— Exercise —
Reproduce the entries word for word, and omit any picture you find in them.

— Data shown —

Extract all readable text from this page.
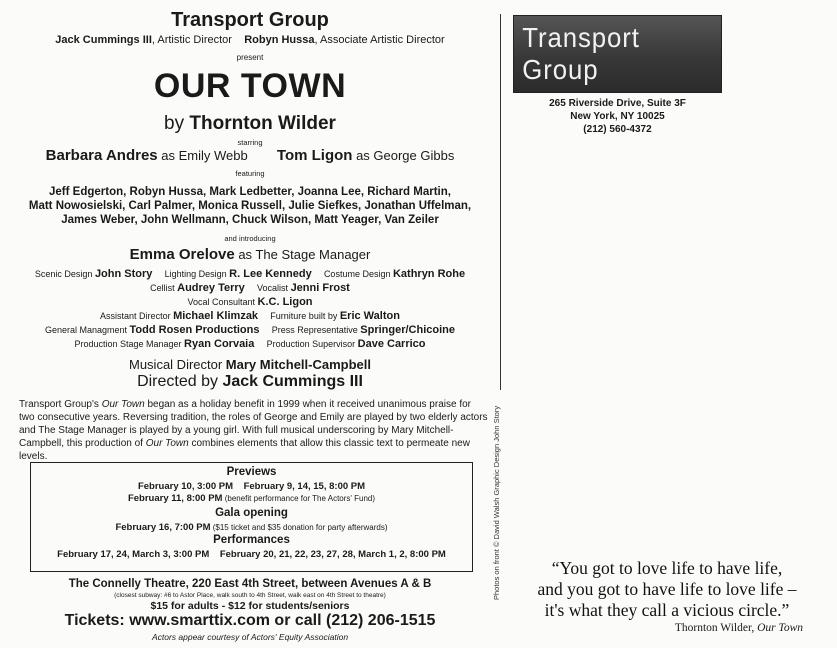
Transport Group
Jack Cummings III, Artistic Director Robyn Hussa, Associate Artistic Director
present
OUR TOWN
by Thornton Wilder
starring
Barbara Andres as Emily Webb Tom Ligon as George Gibbs
featuring
Jeff Edgerton, Robyn Hussa, Mark Ledbetter, Joanna Lee, Richard Martin,
Matt Nowosielski, Carl Palmer, Monica Russell, Julie Siefkes, Jonathan Uffelman,
James Weber, John Wellmann, Chuck Wilson, Matt Yeager, Van Zeiler
and introducing
Emma Orelove as The Stage Manager
Scenic Design John Story Lighting Design R. Lee Kennedy Costume Design Kathryn Rohe
Cellist Audrey Terry Vocalist Jenni Frost
Vocal Consultant K.C. Ligon
Assistant Director Michael Klimzak Furniture built by Eric Walton
General Managment Todd Rosen Productions Press Representative Springer/Chicoine
Production Stage Manager Ryan Corvaia Production Supervisor Dave Carrico
Musical Director Mary Mitchell-Campbell
Directed by Jack Cummings III
Transport Group's Our Town began as a holiday benefit in 1999 when it received unanimous praise for two consecutive years. Reversing tradition, the roles of George and Emily are played by two elderly actors and The Stage Manager is played by a young girl. With full musical underscoring by Mary Mitchell-Campbell, this production of Our Town combines elements that allow this classic text to permeate new levels.
Previews
February 10, 3:00 PM February 9, 14, 15, 8:00 PM
February 11, 8:00 PM (benefit performance for The Actors' Fund)
Gala opening
February 16, 7:00 PM ($15 ticket and $35 donation for party afterwards)
Performances
February 17, 24, March 3, 3:00 PM February 20, 21, 22, 23, 27, 28, March 1, 2, 8:00 PM
The Connelly Theatre, 220 East 4th Street, between Avenues A & B
(closest subway: #6 to Astor Place, walk south to 4th Street, walk east on 4th Street to theatre)
$15 for adults - $12 for students/seniors
Tickets: www.smarttix.com or call (212) 206-1515
Actors appear courtesy of Actors' Equity Association
Transport Group
265 Riverside Drive, Suite 3F
New York, NY 10025
(212) 560-4372
Photos on front © David Walsh Graphic Design John Story	“You got to love life to have life,
and you got to have life to love life –
it's what they call a vicious circle.”
Thornton Wilder, Our Town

— Output below —
Extract all readable text from this page.
Transport Group
Jack Cummings III, Artistic Director Robyn Hussa, Associate Artistic Director
present
OUR TOWN
by Thornton Wilder
starring
Barbara Andres as Emily Webb Tom Ligon as George Gibbs
featuring
Jeff Edgerton, Robyn Hussa, Mark Ledbetter, Joanna Lee, Richard Martin,
Matt Nowosielski, Carl Palmer, Monica Russell, Julie Siefkes, Jonathan Uffelman,
James Weber, John Wellmann, Chuck Wilson, Matt Yeager, Van Zeiler
and introducing
Emma Orelove as The Stage Manager
Scenic Design John Story Lighting Design R. Lee Kennedy Costume Design Kathryn Rohe
Cellist Audrey Terry Vocalist Jenni Frost
Vocal Consultant K.C. Ligon
Assistant Director Michael Klimzak Furniture built by Eric Walton
General Managment Todd Rosen Productions Press Representative Springer/Chicoine
Production Stage Manager Ryan Corvaia Production Supervisor Dave Carrico
Musical Director Mary Mitchell-Campbell
Directed by Jack Cummings III
Transport Group's Our Town began as a holiday benefit in 1999 when it received unanimous praise for two consecutive years. Reversing tradition, the roles of George and Emily are played by two elderly actors and The Stage Manager is played by a young girl. With full musical underscoring by Mary Mitchell-Campbell, this production of Our Town combines elements that allow this classic text to permeate new levels.
Previews
February 10, 3:00 PM February 9, 14, 15, 8:00 PM
February 11, 8:00 PM (benefit performance for The Actors' Fund)
Gala opening
February 16, 7:00 PM ($15 ticket and $35 donation for party afterwards)
Performances
February 17, 24, March 3, 3:00 PM February 20, 21, 22, 23, 27, 28, March 1, 2, 8:00 PM
The Connelly Theatre, 220 East 4th Street, between Avenues A & B
(closest subway: #6 to Astor Place, walk south to 4th Street, walk east on 4th Street to theatre)
$15 for adults - $12 for students/seniors
Tickets: www.smarttix.com or call (212) 206-1515
Actors appear courtesy of Actors' Equity Association
Transport Group
265 Riverside Drive, Suite 3F
New York, NY 10025
(212) 560-4372
Photos on front © David Walsh Graphic Design John Story	“You got to love life to have life,
and you got to have life to love life –
it's what they call a vicious circle.”
Thornton Wilder, Our Town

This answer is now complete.